═════ Document extract

Last updated on December 5th, 2018
Siem Reap is a city made of hotels and guesthouses. Some have the charm of the old Kleang, others the garrulous kitsch of nouveau riche owners. There isn’t a day that goes by without some new hotels blossoming or wilting away. From $2 to $2000 dollars (a night with private pool), there is plenty of accommodation to choose from. We pick a handful of the best hotels and guesthouses for your convenience.
#311 National Road 6, Siem Reap – Tel: (012) 893 001 / (017) 777 110
US $5 to US $10
Crowd: Japanese backpackers and anybody who enjoys Japanese politeness and cleanliness at discount prices
Go for: Great value without sacrificing hygiene and safety
The Japanese constitute one of the larger expatriate communities in Cambodia. Many marry Cambodian spouses and stay beyond their postings as aid workers, others came to Angkor never to leave. It is relatively easy to feast on sushi, tempura and other Japanese bean cakes in Siem Reap. Krorma Yamato is conveniently located, a strong arm’s stone’s throw from the Royal Residence on the way to the airport, a hundred metres from the city centre. One should not expect a Japanese ryokan, but the inn has a sizeable collection of Japanese DVDs, which can be enjoyed in cozy rooms, equipped with fans or air conditioners. The patrons are mainly quiet Japanese independent travelers, students and backpackers. Simple, clean and quiet with a cute anime logo, the Yamato Scarf is an easy value top pick by Gnarfgnarf Travels.

══════════

§ **Exercise set**:
[a] Can you repeat the part of the Siem Reap hotel guide starting with "Last updated on" and going on through "for your convenience.", switching "guesthouses" to "inns"?
[b] How far is Krorma Yamato from the city center, according to the Siem Reap hotel guide?

═════ Stored data

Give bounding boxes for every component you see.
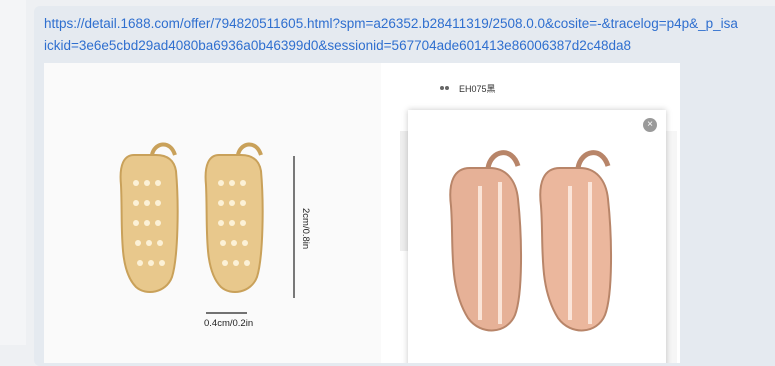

══════════

§ **Exercise solutions**:
[a]
Last updated on December 5th, 2018
Siem Reap is a city made of hotels and inns. Some have the charm of the old Kleang, others the garrulous kitsch of nouveau riche owners. There isn’t a day that goes by without some new hotels blossoming or wilting away. From $2 to $2000 dollars (a night with private pool), there is plenty of accommodation to choose from. We pick a handful of the best hotels and inns for your convenience.

[b] A hundred meters.